-- start of Record list --
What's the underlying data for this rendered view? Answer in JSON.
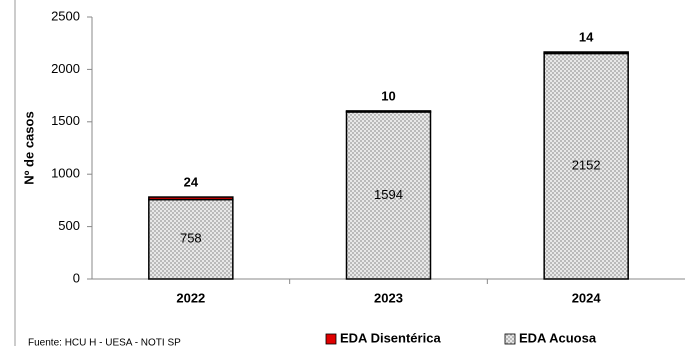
{
  "chart_data": {
    "type": "stacked_bar",
    "y_label": "Nº de casos",
    "source": "Fuente: HCU H - UESA - NOTI SP",
    "categories": [
      "2022",
      "2023",
      "2024"
    ],
    "series": [
      {
        "name": "EDA Acuosa",
        "color": "#d9d9d9",
        "values": [
          758,
          1594,
          2152
        ]
      },
      {
        "name": "EDA Disentérica",
        "color": "#e00000",
        "values": [
          24,
          10,
          14
        ]
      }
    ],
    "ylim": [
      0,
      2500
    ],
    "yticks": [
      0,
      500,
      1000,
      1500,
      2000,
      2500
    ]
  }
}
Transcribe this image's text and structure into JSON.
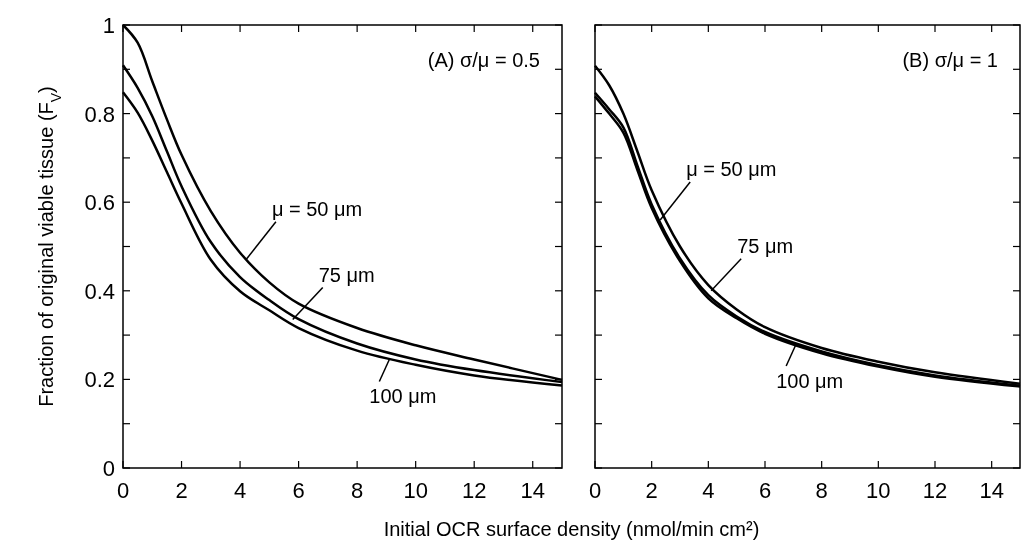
{
  "chart_data": [
    {
      "type": "line",
      "title": "(A) σ/μ = 0.5",
      "ylabel": "Fraction of original viable tissue (F$_{V}$)",
      "xlabel": "Initial OCR surface density (nmol/min cm²)",
      "xlim": [
        0,
        15
      ],
      "xticks": [
        0,
        2,
        4,
        6,
        8,
        10,
        12,
        14
      ],
      "ylim": [
        0,
        1
      ],
      "yticks": [
        0,
        {
          "value": 0.1,
          "label": null
        },
        0.2,
        {
          "value": 0.3,
          "label": null
        },
        0.4,
        {
          "value": 0.5,
          "label": null
        },
        0.6,
        {
          "value": 0.7,
          "label": null
        },
        0.8,
        {
          "value": 0.9,
          "label": null
        },
        1
      ],
      "x": [
        0,
        0.5,
        1,
        1.5,
        2,
        3,
        4,
        5,
        6,
        8,
        10,
        12,
        15
      ],
      "series": [
        {
          "color": "#000000",
          "values": [
            1.0,
            0.96,
            0.873,
            0.787,
            0.707,
            0.58,
            0.486,
            0.419,
            0.371,
            0.316,
            0.277,
            0.245,
            0.199
          ]
        },
        {
          "color": "#000000",
          "values": [
            0.909,
            0.858,
            0.794,
            0.715,
            0.636,
            0.51,
            0.431,
            0.379,
            0.336,
            0.281,
            0.245,
            0.221,
            0.194
          ]
        },
        {
          "color": "#000000",
          "values": [
            0.848,
            0.802,
            0.739,
            0.668,
            0.597,
            0.47,
            0.399,
            0.356,
            0.316,
            0.265,
            0.233,
            0.209,
            0.186
          ]
        }
      ],
      "annotations": [
        {
          "text": "μ = 50 μm",
          "x": 4.2,
          "y": 0.47
        },
        {
          "text": "75 μm",
          "x": 5.8,
          "y": 0.335
        },
        {
          "text": "100 μm",
          "x": 9.1,
          "y": 0.245
        }
      ],
      "line_style": "solid",
      "grid": false
    },
    {
      "type": "line",
      "title": "(B) σ/μ = 1",
      "xlim": [
        0,
        15
      ],
      "xticks": [
        0,
        2,
        4,
        6,
        8,
        10,
        12,
        14
      ],
      "ylim": [
        0,
        1
      ],
      "yticks": [
        0,
        {
          "value": 0.1,
          "label": null
        },
        0.2,
        {
          "value": 0.3,
          "label": null
        },
        0.4,
        {
          "value": 0.5,
          "label": null
        },
        0.6,
        {
          "value": 0.7,
          "label": null
        },
        0.8,
        {
          "value": 0.9,
          "label": null
        },
        1
      ],
      "tick_labels": "x",
      "x": [
        0,
        0.5,
        1,
        1.5,
        2,
        3,
        4,
        5,
        6,
        8,
        10,
        12,
        15
      ],
      "series": [
        {
          "color": "#000000",
          "values": [
            0.908,
            0.864,
            0.8,
            0.714,
            0.627,
            0.5,
            0.413,
            0.358,
            0.318,
            0.271,
            0.24,
            0.216,
            0.19
          ]
        },
        {
          "color": "#000000",
          "values": [
            0.847,
            0.81,
            0.769,
            0.682,
            0.595,
            0.473,
            0.39,
            0.342,
            0.307,
            0.263,
            0.232,
            0.209,
            0.186
          ]
        },
        {
          "color": "#000000",
          "values": [
            0.839,
            0.8,
            0.757,
            0.672,
            0.587,
            0.467,
            0.383,
            0.338,
            0.303,
            0.259,
            0.229,
            0.206,
            0.184
          ]
        }
      ],
      "annotations": [
        {
          "text": "μ = 50 μm",
          "x": 2.3,
          "y": 0.56
        },
        {
          "text": "75 μm",
          "x": 4.1,
          "y": 0.4
        },
        {
          "text": "100 μm",
          "x": 7.1,
          "y": 0.28
        }
      ],
      "line_style": "solid",
      "grid": false
    }
  ]
}
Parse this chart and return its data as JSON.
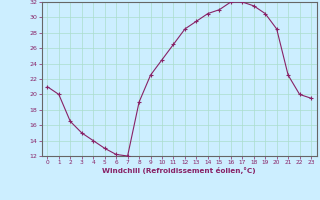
-- end of Record list --
> [To do]: Leave out the pictures and print each record exactly as it stands.

> [Answer for the task]:
What's the underlying data for this rendered view? Answer in JSON.
{
  "chart_data": {
    "type": "stacked_bar",
    "y_label": "Nº de casos",
    "source": "Fuente: HCU H - UESA - NOTI SP",
    "categories": [
      "2022",
      "2023",
      "2024"
    ],
    "series": [
      {
        "name": "EDA Acuosa",
        "color": "#d9d9d9",
        "values": [
          758,
          1594,
          2152
        ]
      },
      {
        "name": "EDA Disentérica",
        "color": "#e00000",
        "values": [
          24,
          10,
          14
        ]
      }
    ],
    "ylim": [
      0,
      2500
    ],
    "yticks": [
      0,
      500,
      1000,
      1500,
      2000,
      2500
    ]
  }
}
Transcribe this image's text and structure into JSON.
{
  "chart_data": [
    {
      "type": "line",
      "title": "(A) σ/μ = 0.5",
      "ylabel": "Fraction of original viable tissue (F$_{V}$)",
      "xlabel": "Initial OCR surface density (nmol/min cm²)",
      "xlim": [
        0,
        15
      ],
      "xticks": [
        0,
        2,
        4,
        6,
        8,
        10,
        12,
        14
      ],
      "ylim": [
        0,
        1
      ],
      "yticks": [
        0,
        {
          "value": 0.1,
          "label": null
        },
        0.2,
        {
          "value": 0.3,
          "label": null
        },
        0.4,
        {
          "value": 0.5,
          "label": null
        },
        0.6,
        {
          "value": 0.7,
          "label": null
        },
        0.8,
        {
          "value": 0.9,
          "label": null
        },
        1
      ],
      "x": [
        0,
        0.5,
        1,
        1.5,
        2,
        3,
        4,
        5,
        6,
        8,
        10,
        12,
        15
      ],
      "series": [
        {
          "color": "#000000",
          "values": [
            1.0,
            0.96,
            0.873,
            0.787,
            0.707,
            0.58,
            0.486,
            0.419,
            0.371,
            0.316,
            0.277,
            0.245,
            0.199
          ]
        },
        {
          "color": "#000000",
          "values": [
            0.909,
            0.858,
            0.794,
            0.715,
            0.636,
            0.51,
            0.431,
            0.379,
            0.336,
            0.281,
            0.245,
            0.221,
            0.194
          ]
        },
        {
          "color": "#000000",
          "values": [
            0.848,
            0.802,
            0.739,
            0.668,
            0.597,
            0.47,
            0.399,
            0.356,
            0.316,
            0.265,
            0.233,
            0.209,
            0.186
          ]
        }
      ],
      "annotations": [
        {
          "text": "μ = 50 μm",
          "x": 4.2,
          "y": 0.47
        },
        {
          "text": "75 μm",
          "x": 5.8,
          "y": 0.335
        },
        {
          "text": "100 μm",
          "x": 9.1,
          "y": 0.245
        }
      ],
      "line_style": "solid",
      "grid": false
    },
    {
      "type": "line",
      "title": "(B) σ/μ = 1",
      "xlim": [
        0,
        15
      ],
      "xticks": [
        0,
        2,
        4,
        6,
        8,
        10,
        12,
        14
      ],
      "ylim": [
        0,
        1
      ],
      "yticks": [
        0,
        {
          "value": 0.1,
          "label": null
        },
        0.2,
        {
          "value": 0.3,
          "label": null
        },
        0.4,
        {
          "value": 0.5,
          "label": null
        },
        0.6,
        {
          "value": 0.7,
          "label": null
        },
        0.8,
        {
          "value": 0.9,
          "label": null
        },
        1
      ],
      "tick_labels": "x",
      "x": [
        0,
        0.5,
        1,
        1.5,
        2,
        3,
        4,
        5,
        6,
        8,
        10,
        12,
        15
      ],
      "series": [
        {
          "color": "#000000",
          "values": [
            0.908,
            0.864,
            0.8,
            0.714,
            0.627,
            0.5,
            0.413,
            0.358,
            0.318,
            0.271,
            0.24,
            0.216,
            0.19
          ]
        },
        {
          "color": "#000000",
          "values": [
            0.847,
            0.81,
            0.769,
            0.682,
            0.595,
            0.473,
            0.39,
            0.342,
            0.307,
            0.263,
            0.232,
            0.209,
            0.186
          ]
        },
        {
          "color": "#000000",
          "values": [
            0.839,
            0.8,
            0.757,
            0.672,
            0.587,
            0.467,
            0.383,
            0.338,
            0.303,
            0.259,
            0.229,
            0.206,
            0.184
          ]
        }
      ],
      "annotations": [
        {
          "text": "μ = 50 μm",
          "x": 2.3,
          "y": 0.56
        },
        {
          "text": "75 μm",
          "x": 4.1,
          "y": 0.4
        },
        {
          "text": "100 μm",
          "x": 7.1,
          "y": 0.28
        }
      ],
      "line_style": "solid",
      "grid": false
    }
  ]
}
Parse this chart and return its data as JSON.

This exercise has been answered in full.